> _YOUR INSTRUCTIONS_: Please copy out the rows from the line with "bar bbox=[468, 115, 492, 481]" to the line with "x-tick-label: DORMITÓRIO PAVIMENTO 23", including both of those lines, exactly as they appear and with nothing else.

> _INPUT FOR THIS TASK_:
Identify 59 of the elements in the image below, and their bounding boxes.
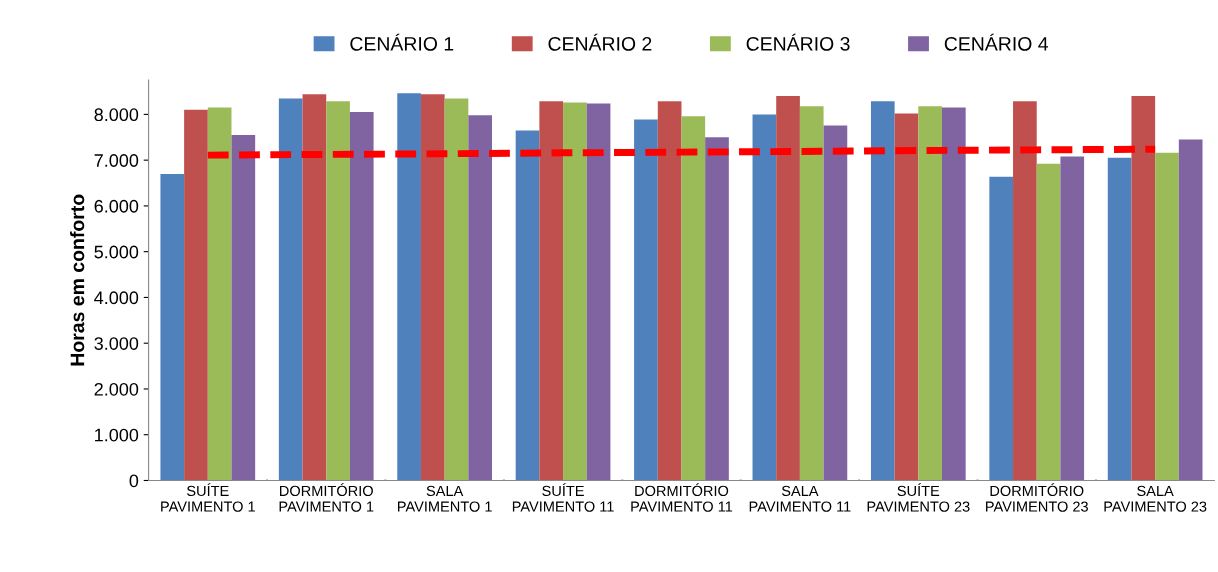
bar bbox=[468, 115, 492, 481]
bar bbox=[1155, 152, 1179, 481]
bar bbox=[705, 137, 729, 481]
x-tick-label: DORMITÓRIO PAVIMENTO 11 bbox=[631, 483, 733, 512]
x-tick-label: SALA PAVIMENTO 11 bbox=[749, 485, 851, 512]
x-tick-label: SUÍTE PAVIMENTO 1 bbox=[161, 483, 255, 512]
bar bbox=[586, 103, 611, 481]
bar bbox=[989, 176, 1014, 481]
legend-label: CENÁRIO 1 bbox=[350, 33, 454, 51]
x-tick-label: SUÍTE PAVIMENTO 11 bbox=[512, 483, 614, 512]
bar bbox=[1107, 157, 1132, 481]
bar bbox=[1013, 101, 1037, 481]
bar bbox=[231, 134, 256, 481]
y-axis-title: Horas em conforto bbox=[70, 194, 85, 366]
legend-label: CENÁRIO 2 bbox=[548, 33, 652, 51]
bar bbox=[302, 94, 327, 481]
bar bbox=[563, 102, 587, 481]
bar bbox=[184, 109, 208, 481]
bar bbox=[207, 107, 232, 481]
x-tick-label: SALA PAVIMENTO 1 bbox=[398, 485, 492, 512]
y-tick-label: 5.000 bbox=[94, 245, 139, 259]
bar bbox=[278, 98, 303, 481]
bar bbox=[1036, 163, 1061, 481]
x-tick-label: DORMITÓRIO PAVIMENTO 23 bbox=[986, 483, 1088, 512]
y-tick-label: 8.000 bbox=[94, 108, 139, 122]
x-tick-label: DORMITÓRIO PAVIMENTO 1 bbox=[279, 483, 374, 512]
bar bbox=[539, 101, 564, 481]
y-tick-label: 6.000 bbox=[94, 199, 139, 213]
y-tick-label: 1.000 bbox=[95, 428, 139, 442]
bar bbox=[681, 116, 706, 481]
y-tick-label: 3.000 bbox=[94, 337, 139, 350]
y-tick-label: 0 bbox=[129, 474, 139, 488]
bar bbox=[397, 93, 421, 481]
bar bbox=[634, 119, 658, 481]
bar bbox=[444, 98, 469, 481]
x-tick-label: SUÍTE PAVIMENTO 23 bbox=[867, 483, 970, 512]
bar bbox=[752, 114, 777, 481]
bar bbox=[1131, 96, 1156, 481]
bar bbox=[326, 101, 350, 481]
legend-label: CENÁRIO 3 bbox=[746, 33, 850, 51]
bar bbox=[349, 112, 374, 481]
bar bbox=[1178, 139, 1203, 481]
bar bbox=[515, 130, 540, 481]
y-tick-label: 4.000 bbox=[94, 291, 139, 305]
bar bbox=[918, 106, 942, 481]
bar bbox=[799, 106, 824, 481]
y-tick-label: 2.000 bbox=[94, 382, 139, 396]
bar bbox=[941, 107, 966, 481]
bar bbox=[894, 113, 919, 481]
bar bbox=[657, 101, 682, 481]
bar bbox=[1060, 156, 1085, 481]
legend-label: CENÁRIO 4 bbox=[944, 33, 1049, 51]
y-tick-label: 7.000 bbox=[94, 154, 139, 167]
bar bbox=[160, 173, 185, 481]
bar bbox=[776, 96, 800, 481]
bar bbox=[420, 94, 445, 481]
x-tick-label: SALA PAVIMENTO 23 bbox=[1104, 485, 1207, 512]
bar bbox=[870, 101, 895, 481]
bar bbox=[823, 125, 848, 481]
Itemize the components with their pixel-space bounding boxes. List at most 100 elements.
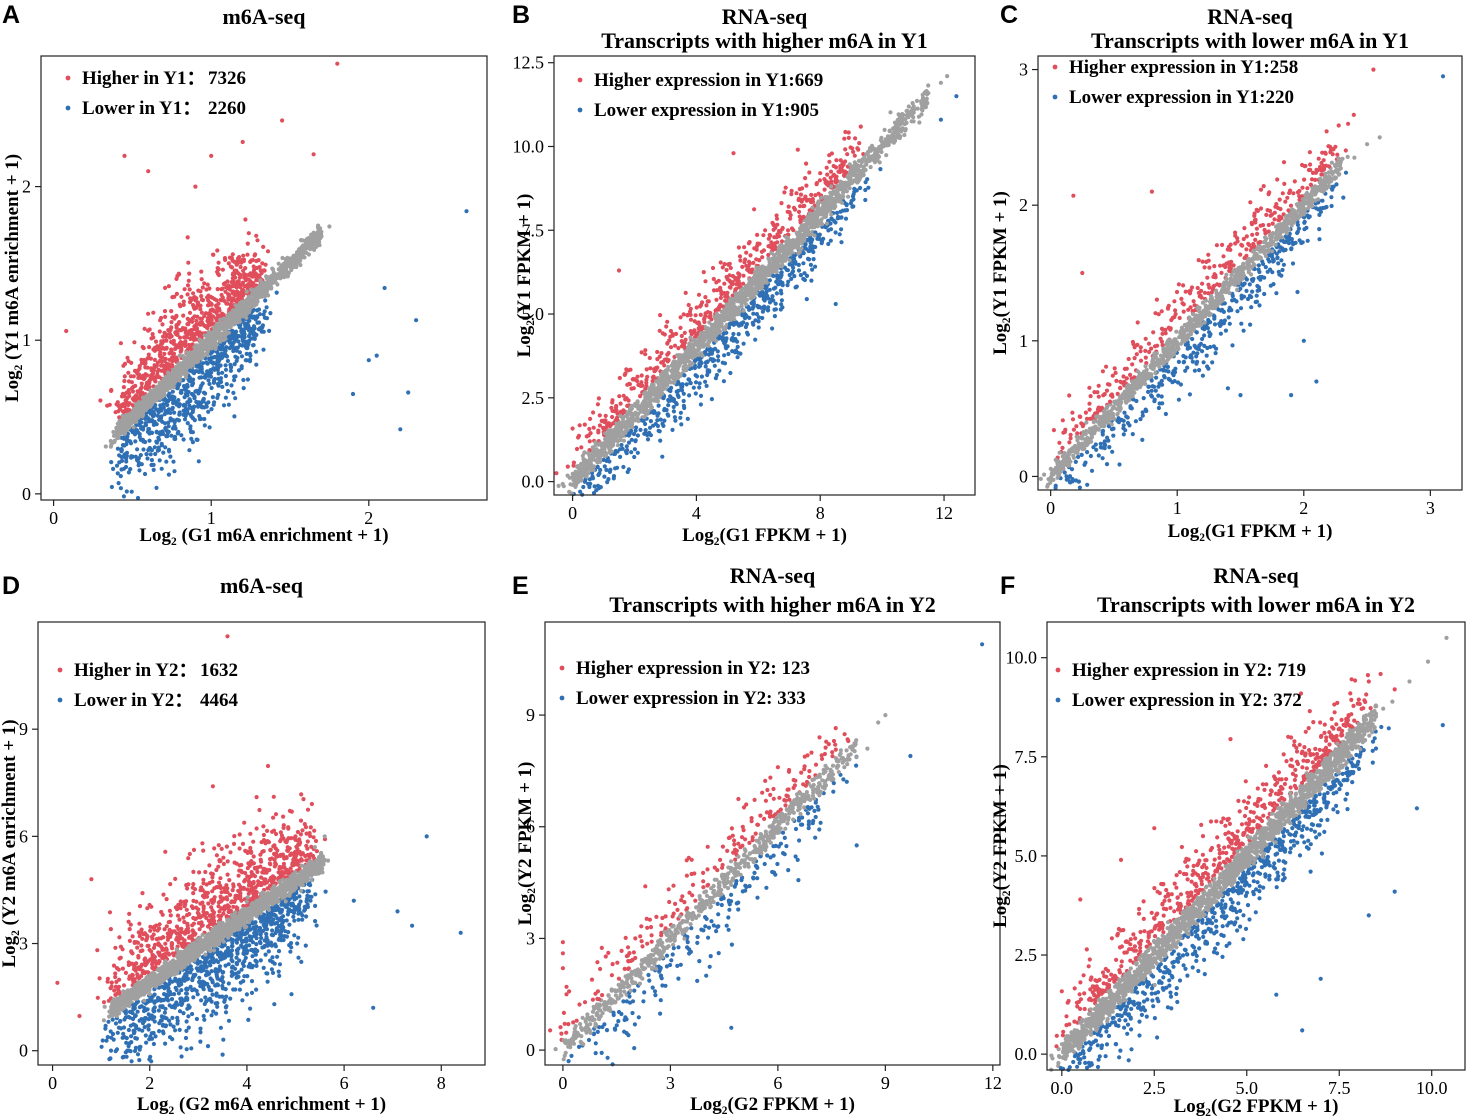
data-point bbox=[195, 355, 200, 360]
scatter-points bbox=[554, 74, 959, 497]
data-point bbox=[190, 352, 195, 357]
data-point bbox=[260, 325, 265, 330]
data-point bbox=[685, 416, 690, 421]
data-point bbox=[199, 269, 204, 274]
data-point bbox=[257, 312, 262, 317]
data-point bbox=[743, 324, 749, 330]
data-point bbox=[205, 316, 210, 321]
data-point bbox=[179, 433, 184, 438]
data-point bbox=[618, 401, 623, 406]
data-point bbox=[157, 346, 162, 351]
data-point bbox=[588, 431, 593, 436]
data-point bbox=[681, 312, 686, 317]
data-point bbox=[231, 289, 236, 294]
data-point bbox=[223, 373, 228, 379]
data-point bbox=[207, 302, 212, 308]
data-point bbox=[780, 225, 785, 231]
data-point bbox=[204, 360, 209, 365]
data-point bbox=[710, 358, 716, 364]
data-point bbox=[115, 446, 120, 451]
data-point bbox=[177, 328, 182, 333]
data-point bbox=[681, 398, 686, 404]
data-point bbox=[744, 263, 749, 268]
data-point bbox=[187, 403, 192, 408]
data-point bbox=[151, 310, 156, 315]
data-point bbox=[216, 260, 221, 265]
data-point bbox=[183, 410, 188, 415]
data-point bbox=[108, 444, 113, 449]
data-point bbox=[124, 459, 129, 464]
data-point bbox=[782, 190, 787, 195]
data-point bbox=[158, 318, 163, 323]
data-point bbox=[124, 450, 130, 455]
data-point bbox=[834, 210, 840, 215]
data-point bbox=[205, 369, 210, 374]
data-point bbox=[716, 278, 721, 283]
data-point bbox=[679, 339, 684, 344]
data-point bbox=[146, 355, 151, 361]
data-point bbox=[232, 268, 237, 273]
data-point bbox=[678, 410, 684, 415]
data-point bbox=[201, 390, 207, 395]
data-point bbox=[789, 188, 794, 193]
data-point bbox=[135, 368, 140, 373]
data-point bbox=[164, 434, 169, 439]
data-point bbox=[144, 452, 149, 457]
data-point bbox=[170, 373, 175, 378]
data-point bbox=[730, 280, 735, 285]
data-point bbox=[187, 448, 192, 453]
data-point bbox=[194, 360, 199, 365]
data-point bbox=[204, 401, 209, 406]
data-point bbox=[158, 417, 163, 422]
data-point bbox=[311, 230, 316, 235]
data-point bbox=[748, 253, 753, 258]
data-point bbox=[185, 235, 190, 240]
data-point bbox=[148, 452, 153, 457]
data-point bbox=[289, 267, 294, 273]
data-point bbox=[618, 447, 623, 452]
data-point bbox=[280, 118, 285, 123]
data-point bbox=[197, 333, 202, 338]
data-point bbox=[211, 252, 216, 257]
data-point bbox=[233, 308, 238, 313]
data-point bbox=[225, 319, 230, 325]
data-point bbox=[126, 470, 131, 475]
data-point bbox=[255, 238, 260, 243]
legend-count: 7326 bbox=[208, 68, 246, 89]
data-point bbox=[596, 396, 602, 401]
data-point bbox=[167, 331, 172, 337]
data-point bbox=[121, 454, 126, 459]
data-point bbox=[190, 409, 195, 415]
data-point bbox=[177, 410, 182, 415]
data-point bbox=[195, 437, 200, 442]
data-point bbox=[170, 395, 175, 400]
data-point bbox=[197, 414, 202, 419]
data-point bbox=[140, 437, 145, 442]
data-point bbox=[720, 335, 725, 340]
data-point bbox=[199, 277, 204, 282]
data-point bbox=[162, 370, 168, 375]
data-point bbox=[286, 261, 291, 266]
data-point bbox=[760, 255, 765, 260]
data-point bbox=[723, 344, 728, 350]
data-point bbox=[810, 199, 816, 204]
data-point bbox=[254, 258, 259, 264]
data-point bbox=[238, 342, 243, 348]
data-point bbox=[193, 369, 198, 374]
data-point bbox=[756, 325, 761, 330]
data-point bbox=[220, 370, 225, 375]
data-point bbox=[114, 463, 120, 468]
data-point bbox=[207, 425, 212, 430]
data-point bbox=[642, 431, 647, 436]
data-point bbox=[744, 250, 749, 255]
data-point bbox=[172, 410, 177, 415]
data-point bbox=[202, 423, 207, 428]
data-point bbox=[724, 267, 729, 273]
data-point bbox=[121, 363, 126, 368]
data-point bbox=[170, 380, 175, 385]
data-point bbox=[156, 435, 161, 440]
data-point bbox=[202, 416, 207, 422]
chart-title: m6A-seq bbox=[222, 4, 306, 29]
data-point bbox=[771, 286, 777, 291]
data-point bbox=[196, 350, 201, 356]
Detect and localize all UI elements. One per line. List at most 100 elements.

> _THE OUTPUT_:
bar bbox=[468, 115, 492, 481]
bar bbox=[1155, 152, 1179, 481]
bar bbox=[705, 137, 729, 481]
x-tick-label: DORMITÓRIO PAVIMENTO 11 bbox=[631, 483, 733, 512]
x-tick-label: SALA PAVIMENTO 11 bbox=[749, 485, 851, 512]
x-tick-label: SUÍTE PAVIMENTO 1 bbox=[161, 483, 255, 512]
bar bbox=[586, 103, 611, 481]
bar bbox=[989, 176, 1014, 481]
legend-label: CENÁRIO 1 bbox=[350, 33, 454, 51]
x-tick-label: SUÍTE PAVIMENTO 11 bbox=[512, 483, 614, 512]
bar bbox=[1107, 157, 1132, 481]
bar bbox=[1013, 101, 1037, 481]
bar bbox=[231, 134, 256, 481]
y-axis-title: Horas em conforto bbox=[70, 194, 85, 366]
legend-label: CENÁRIO 2 bbox=[548, 33, 652, 51]
bar bbox=[302, 94, 327, 481]
bar bbox=[563, 102, 587, 481]
bar bbox=[184, 109, 208, 481]
bar bbox=[207, 107, 232, 481]
x-tick-label: SALA PAVIMENTO 1 bbox=[398, 485, 492, 512]
y-tick-label: 5.000 bbox=[94, 245, 139, 259]
bar bbox=[278, 98, 303, 481]
bar bbox=[1036, 163, 1061, 481]
x-tick-label: DORMITÓRIO PAVIMENTO 23 bbox=[986, 483, 1088, 512]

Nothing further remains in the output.